** start of EXTRACTED MATERIAL **
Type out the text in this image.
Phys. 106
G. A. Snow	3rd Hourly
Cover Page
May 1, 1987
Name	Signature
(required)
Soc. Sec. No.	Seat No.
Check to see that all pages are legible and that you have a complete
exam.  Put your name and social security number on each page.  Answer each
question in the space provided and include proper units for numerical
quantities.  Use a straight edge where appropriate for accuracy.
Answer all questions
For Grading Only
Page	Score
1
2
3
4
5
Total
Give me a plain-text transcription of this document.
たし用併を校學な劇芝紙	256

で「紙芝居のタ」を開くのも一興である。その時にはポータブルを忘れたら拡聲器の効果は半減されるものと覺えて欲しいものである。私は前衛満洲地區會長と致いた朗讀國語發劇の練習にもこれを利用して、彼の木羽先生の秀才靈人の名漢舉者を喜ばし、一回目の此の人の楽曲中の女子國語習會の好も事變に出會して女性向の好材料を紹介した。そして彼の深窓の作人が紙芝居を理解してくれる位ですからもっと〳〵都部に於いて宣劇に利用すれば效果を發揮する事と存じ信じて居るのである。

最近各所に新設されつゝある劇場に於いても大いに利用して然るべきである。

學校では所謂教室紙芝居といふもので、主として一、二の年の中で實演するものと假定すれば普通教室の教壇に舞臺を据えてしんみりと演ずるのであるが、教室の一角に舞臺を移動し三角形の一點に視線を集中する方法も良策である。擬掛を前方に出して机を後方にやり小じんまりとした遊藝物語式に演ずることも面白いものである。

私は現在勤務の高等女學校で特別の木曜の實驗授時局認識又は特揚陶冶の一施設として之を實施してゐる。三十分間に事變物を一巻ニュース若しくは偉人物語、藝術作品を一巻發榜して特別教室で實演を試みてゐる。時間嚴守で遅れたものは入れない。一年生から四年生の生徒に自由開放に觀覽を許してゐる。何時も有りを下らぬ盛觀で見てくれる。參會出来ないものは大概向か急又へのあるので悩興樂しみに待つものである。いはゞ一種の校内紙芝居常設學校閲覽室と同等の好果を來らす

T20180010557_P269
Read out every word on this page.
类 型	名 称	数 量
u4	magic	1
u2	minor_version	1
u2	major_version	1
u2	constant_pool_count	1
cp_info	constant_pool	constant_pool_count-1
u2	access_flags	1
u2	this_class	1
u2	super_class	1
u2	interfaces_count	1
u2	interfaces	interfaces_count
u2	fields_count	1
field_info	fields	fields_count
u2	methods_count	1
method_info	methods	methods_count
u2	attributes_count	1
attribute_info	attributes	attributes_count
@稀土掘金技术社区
** end of EXTRACTED MATERIAL **
§ **THE EXERCISE**:
Every line above should be written out again exactly as it stands.

§ **WRITTEN ANSWER**:
Type out the text in this image.
Phys. 106
G. A. Snow	3rd Hourly
Cover Page
May 1, 1987
Name	Signature
(required)
Soc. Sec. No.	Seat No.
Check to see that all pages are legible and that you have a complete
exam.  Put your name and social security number on each page.  Answer each
question in the space provided and include proper units for numerical
quantities.  Use a straight edge where appropriate for accuracy.
Answer all questions
For Grading Only
Page	Score
1
2
3
4
5
Total
Give me a plain-text transcription of this document.
たし用併を校學な劇芝紙	256

で「紙芝居のタ」を開くのも一興である。その時にはポータブルを忘れたら拡聲器の効果は半減されるものと覺えて欲しいものである。私は前衛満洲地區會長と致いた朗讀國語發劇の練習にもこれを利用して、彼の木羽先生の秀才靈人の名漢舉者を喜ばし、一回目の此の人の楽曲中の女子國語習會の好も事變に出會して女性向の好材料を紹介した。そして彼の深窓の作人が紙芝居を理解してくれる位ですからもっと〳〵都部に於いて宣劇に利用すれば效果を發揮する事と存じ信じて居るのである。

最近各所に新設されつゝある劇場に於いても大いに利用して然るべきである。

學校では所謂教室紙芝居といふもので、主として一、二の年の中で實演するものと假定すれば普通教室の教壇に舞臺を据えてしんみりと演ずるのであるが、教室の一角に舞臺を移動し三角形の一點に視線を集中する方法も良策である。擬掛を前方に出して机を後方にやり小じんまりとした遊藝物語式に演ずることも面白いものである。

私は現在勤務の高等女學校で特別の木曜の實驗授時局認識又は特揚陶冶の一施設として之を實施してゐる。三十分間に事變物を一巻ニュース若しくは偉人物語、藝術作品を一巻發榜して特別教室で實演を試みてゐる。時間嚴守で遅れたものは入れない。一年生から四年生の生徒に自由開放に觀覽を許してゐる。何時も有りを下らぬ盛觀で見てくれる。參會出来ないものは大概向か急又へのあるので悩興樂しみに待つものである。いはゞ一種の校内紙芝居常設學校閲覽室と同等の好果を來らす

T20180010557_P269
Read out every word on this page.
类 型	名 称	数 量
u4	magic	1
u2	minor_version	1
u2	major_version	1
u2	constant_pool_count	1
cp_info	constant_pool	constant_pool_count-1
u2	access_flags	1
u2	this_class	1
u2	super_class	1
u2	interfaces_count	1
u2	interfaces	interfaces_count
u2	fields_count	1
field_info	fields	fields_count
u2	methods_count	1
method_info	methods	methods_count
u2	attributes_count	1
attribute_info	attributes	attributes_count
@稀土掘金技术社区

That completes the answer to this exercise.